Parce que quand même.

On s’enthousiasme pour toutes les excellences, ce qui est premier, ce qui mène – on s’enthousiasme en général pour la performance record physique et psychique de l’homme. On s’enthousiasme pour tout ce qui est meilleur, plus vigoureux, plus talentueux, plus habile que ce que font les autres, mais seulement à une échelle ordinaire.

On s’enthousiasme pour l’enthousiasme. On s’enthousiasme, dirait mon excellent confrère László Lakatos[1]. L’homme. (L’Homme !)

Néanmoins, ces derniers temps je commence à m’embrouiller un peu en matière d’enthousiasme. Car cet enthousiasme pour la première place, pour le concours, pour être le champion, c’est-à-dire la lutte pour être en tête, et en fin de compte une spécialisation des talents, dirait mon excellent confrère Zoltán Szász, commencent à tel point à tiédir mon enthousiasme, que je n’y vois plus guère clair, dirais-je moi-même si j’osais.

Lignes de données
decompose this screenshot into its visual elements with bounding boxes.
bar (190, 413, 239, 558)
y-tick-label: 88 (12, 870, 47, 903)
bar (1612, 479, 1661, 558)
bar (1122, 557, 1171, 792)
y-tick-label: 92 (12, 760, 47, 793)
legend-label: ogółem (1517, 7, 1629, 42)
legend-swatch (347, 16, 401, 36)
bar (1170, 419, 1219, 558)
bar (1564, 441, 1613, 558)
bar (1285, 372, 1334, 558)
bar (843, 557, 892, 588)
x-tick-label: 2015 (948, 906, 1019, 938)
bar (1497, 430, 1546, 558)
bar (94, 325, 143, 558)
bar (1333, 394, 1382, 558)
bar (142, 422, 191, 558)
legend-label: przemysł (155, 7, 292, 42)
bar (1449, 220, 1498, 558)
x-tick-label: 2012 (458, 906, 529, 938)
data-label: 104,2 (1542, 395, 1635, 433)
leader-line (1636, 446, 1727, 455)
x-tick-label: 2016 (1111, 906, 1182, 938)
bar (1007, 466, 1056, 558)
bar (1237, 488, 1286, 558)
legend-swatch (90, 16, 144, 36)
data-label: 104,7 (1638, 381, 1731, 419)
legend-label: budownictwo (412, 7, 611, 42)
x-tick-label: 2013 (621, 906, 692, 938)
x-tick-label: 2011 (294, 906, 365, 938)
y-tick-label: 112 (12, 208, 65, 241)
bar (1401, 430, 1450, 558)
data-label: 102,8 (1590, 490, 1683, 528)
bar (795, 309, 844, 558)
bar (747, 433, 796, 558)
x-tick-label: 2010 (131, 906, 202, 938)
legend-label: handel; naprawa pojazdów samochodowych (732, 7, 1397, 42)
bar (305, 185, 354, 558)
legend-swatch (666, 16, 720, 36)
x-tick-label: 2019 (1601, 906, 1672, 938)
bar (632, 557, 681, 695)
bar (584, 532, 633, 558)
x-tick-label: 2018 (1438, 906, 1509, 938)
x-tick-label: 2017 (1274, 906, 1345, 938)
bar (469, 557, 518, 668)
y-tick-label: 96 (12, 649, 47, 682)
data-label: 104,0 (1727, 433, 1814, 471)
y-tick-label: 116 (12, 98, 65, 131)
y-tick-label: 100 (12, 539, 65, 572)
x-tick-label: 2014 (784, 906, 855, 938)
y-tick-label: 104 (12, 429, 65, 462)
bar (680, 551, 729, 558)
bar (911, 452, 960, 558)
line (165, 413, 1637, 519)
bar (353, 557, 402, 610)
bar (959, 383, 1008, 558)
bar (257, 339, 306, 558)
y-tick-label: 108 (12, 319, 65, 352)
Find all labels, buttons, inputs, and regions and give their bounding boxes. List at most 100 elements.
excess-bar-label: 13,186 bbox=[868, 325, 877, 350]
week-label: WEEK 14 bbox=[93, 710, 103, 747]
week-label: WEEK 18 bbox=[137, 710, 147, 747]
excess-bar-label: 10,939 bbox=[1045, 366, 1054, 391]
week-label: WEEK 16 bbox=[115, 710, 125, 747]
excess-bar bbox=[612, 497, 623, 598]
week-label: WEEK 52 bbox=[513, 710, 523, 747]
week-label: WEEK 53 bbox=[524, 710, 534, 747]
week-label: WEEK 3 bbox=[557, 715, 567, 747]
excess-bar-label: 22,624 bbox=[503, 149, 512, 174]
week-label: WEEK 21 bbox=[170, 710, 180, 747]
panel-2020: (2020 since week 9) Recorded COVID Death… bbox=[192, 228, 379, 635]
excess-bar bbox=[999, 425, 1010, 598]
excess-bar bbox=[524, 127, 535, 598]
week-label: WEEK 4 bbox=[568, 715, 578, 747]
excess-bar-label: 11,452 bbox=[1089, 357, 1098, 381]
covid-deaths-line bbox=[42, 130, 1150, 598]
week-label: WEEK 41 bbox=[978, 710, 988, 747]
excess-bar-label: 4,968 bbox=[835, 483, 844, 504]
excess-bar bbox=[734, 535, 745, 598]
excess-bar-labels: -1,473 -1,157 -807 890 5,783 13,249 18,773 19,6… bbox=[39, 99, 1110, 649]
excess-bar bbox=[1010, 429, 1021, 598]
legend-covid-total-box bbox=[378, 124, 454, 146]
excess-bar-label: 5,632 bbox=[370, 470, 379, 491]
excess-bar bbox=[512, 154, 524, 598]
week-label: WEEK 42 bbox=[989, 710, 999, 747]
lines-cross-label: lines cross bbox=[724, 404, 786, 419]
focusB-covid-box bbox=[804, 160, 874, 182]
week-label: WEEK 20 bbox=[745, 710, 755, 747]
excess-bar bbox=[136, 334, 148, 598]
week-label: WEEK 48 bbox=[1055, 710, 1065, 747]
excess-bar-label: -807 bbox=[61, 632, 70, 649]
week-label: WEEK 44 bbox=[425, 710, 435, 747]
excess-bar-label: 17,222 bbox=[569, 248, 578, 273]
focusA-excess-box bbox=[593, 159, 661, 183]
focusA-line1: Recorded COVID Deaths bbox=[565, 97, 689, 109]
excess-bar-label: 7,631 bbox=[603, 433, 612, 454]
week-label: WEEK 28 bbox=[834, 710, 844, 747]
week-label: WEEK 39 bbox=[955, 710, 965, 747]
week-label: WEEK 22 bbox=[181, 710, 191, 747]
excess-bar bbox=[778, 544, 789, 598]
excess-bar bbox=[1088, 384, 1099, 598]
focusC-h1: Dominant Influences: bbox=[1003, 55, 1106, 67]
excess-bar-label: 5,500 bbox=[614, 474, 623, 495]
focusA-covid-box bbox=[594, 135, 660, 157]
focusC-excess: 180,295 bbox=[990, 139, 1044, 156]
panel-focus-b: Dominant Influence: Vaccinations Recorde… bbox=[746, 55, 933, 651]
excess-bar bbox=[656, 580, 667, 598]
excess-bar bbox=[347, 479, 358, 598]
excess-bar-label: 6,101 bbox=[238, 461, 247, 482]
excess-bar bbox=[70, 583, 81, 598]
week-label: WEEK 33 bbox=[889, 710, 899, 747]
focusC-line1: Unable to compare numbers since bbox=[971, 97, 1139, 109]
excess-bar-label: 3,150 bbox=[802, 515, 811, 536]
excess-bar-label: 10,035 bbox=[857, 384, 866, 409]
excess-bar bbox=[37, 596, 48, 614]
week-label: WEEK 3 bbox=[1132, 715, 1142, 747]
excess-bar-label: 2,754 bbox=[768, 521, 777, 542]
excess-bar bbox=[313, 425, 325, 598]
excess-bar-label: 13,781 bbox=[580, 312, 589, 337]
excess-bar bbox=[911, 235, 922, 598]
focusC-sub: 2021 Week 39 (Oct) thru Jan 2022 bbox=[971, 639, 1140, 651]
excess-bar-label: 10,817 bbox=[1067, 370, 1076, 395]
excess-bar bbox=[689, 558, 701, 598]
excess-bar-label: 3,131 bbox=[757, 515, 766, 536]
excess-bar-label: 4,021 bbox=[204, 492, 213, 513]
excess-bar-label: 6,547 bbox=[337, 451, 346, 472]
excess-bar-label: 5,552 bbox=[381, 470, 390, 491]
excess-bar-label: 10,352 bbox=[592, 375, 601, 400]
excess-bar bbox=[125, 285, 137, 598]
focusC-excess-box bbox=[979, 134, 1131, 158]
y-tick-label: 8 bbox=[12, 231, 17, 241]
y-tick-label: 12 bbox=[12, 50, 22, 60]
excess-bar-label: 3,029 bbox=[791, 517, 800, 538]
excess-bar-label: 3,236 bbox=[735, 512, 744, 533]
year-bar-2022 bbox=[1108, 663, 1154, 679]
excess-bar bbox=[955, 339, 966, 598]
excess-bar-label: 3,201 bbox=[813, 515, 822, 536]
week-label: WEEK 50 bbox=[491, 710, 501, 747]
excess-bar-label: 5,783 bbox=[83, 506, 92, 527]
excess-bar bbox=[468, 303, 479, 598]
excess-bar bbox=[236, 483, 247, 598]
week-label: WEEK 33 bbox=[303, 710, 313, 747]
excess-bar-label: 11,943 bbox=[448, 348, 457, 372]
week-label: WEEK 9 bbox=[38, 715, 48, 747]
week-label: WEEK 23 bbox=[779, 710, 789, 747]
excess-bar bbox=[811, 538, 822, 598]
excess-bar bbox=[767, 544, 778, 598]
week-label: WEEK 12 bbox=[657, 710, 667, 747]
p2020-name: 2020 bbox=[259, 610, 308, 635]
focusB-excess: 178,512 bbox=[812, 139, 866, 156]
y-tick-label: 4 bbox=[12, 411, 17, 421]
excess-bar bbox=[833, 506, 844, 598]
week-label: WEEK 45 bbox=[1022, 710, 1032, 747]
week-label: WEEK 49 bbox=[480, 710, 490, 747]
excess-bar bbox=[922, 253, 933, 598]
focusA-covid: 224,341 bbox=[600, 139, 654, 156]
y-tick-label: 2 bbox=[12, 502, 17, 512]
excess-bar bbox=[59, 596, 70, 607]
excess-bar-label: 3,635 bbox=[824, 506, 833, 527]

À faire
(1) Dans les entrées, de la première ligne jusqu'à la ligne contenant « legend-swatch (666, 16, 720, 36) » incluse, substituez « libellé-légende » à « legend-label ». Redonnez ces lignes sans aucun autre changement.
(2) Poursuivez le texte sur l'enthousiasme à partir de sa dernière phrase.

Réponses
(1)
decompose this screenshot into its visual elements with bounding boxes.
bar (190, 413, 239, 558)
y-tick-label: 88 (12, 870, 47, 903)
bar (1612, 479, 1661, 558)
bar (1122, 557, 1171, 792)
y-tick-label: 92 (12, 760, 47, 793)
libellé-légende: ogółem (1517, 7, 1629, 42)
legend-swatch (347, 16, 401, 36)
bar (1170, 419, 1219, 558)
bar (1564, 441, 1613, 558)
bar (1285, 372, 1334, 558)
bar (843, 557, 892, 588)
x-tick-label: 2015 (948, 906, 1019, 938)
bar (1497, 430, 1546, 558)
bar (94, 325, 143, 558)
bar (1333, 394, 1382, 558)
bar (142, 422, 191, 558)
libellé-légende: przemysł (155, 7, 292, 42)
bar (1449, 220, 1498, 558)
x-tick-label: 2012 (458, 906, 529, 938)
data-label: 104,2 (1542, 395, 1635, 433)
leader-line (1636, 446, 1727, 455)
x-tick-label: 2016 (1111, 906, 1182, 938)
bar (1007, 466, 1056, 558)
bar (1237, 488, 1286, 558)
legend-swatch (90, 16, 144, 36)
data-label: 104,7 (1638, 381, 1731, 419)
libellé-légende: budownictwo (412, 7, 611, 42)
x-tick-label: 2013 (621, 906, 692, 938)
x-tick-label: 2011 (294, 906, 365, 938)
y-tick-label: 112 (12, 208, 65, 241)
bar (1401, 430, 1450, 558)
data-label: 102,8 (1590, 490, 1683, 528)
bar (795, 309, 844, 558)
bar (747, 433, 796, 558)
x-tick-label: 2010 (131, 906, 202, 938)
libellé-légende: handel; naprawa pojazdów samochodowych (732, 7, 1397, 42)
bar (305, 185, 354, 558)
legend-swatch (666, 16, 720, 36)

(2)
Car désormais il y aura un champion un talent, un génie et un as de tout ce que fait aussi un homme ordinaire, à une échelle ordinaire.

Autrefois seuls nos traits ou capacités les plus importants avaient leurs champions, leurs grandeurs et leurs phénomènes. L’homme aimait fredonner, chantonner, naquirent donc des musiciens, des compositeurs et des virtuoses grands, plus grands, immenses. L’homme aimait les choses belles, naquirent donc des sculpteurs grands, plus grands, géniaux. L’homme aimait les paroles belles, naquirent donc des écrivains grands, plus grands, les plus grands. Il aimait aussi la bagarre, naquirent donc de plus grands généraux, et il aimait la vie, naquirent donc les plus grandes courtisanes, et il aimait la vérité, naquirent donc les plus grands savants, et il aimait le mensonge, naquirent donc les plus grands politiciens.

C’était dans l’ordre des choses.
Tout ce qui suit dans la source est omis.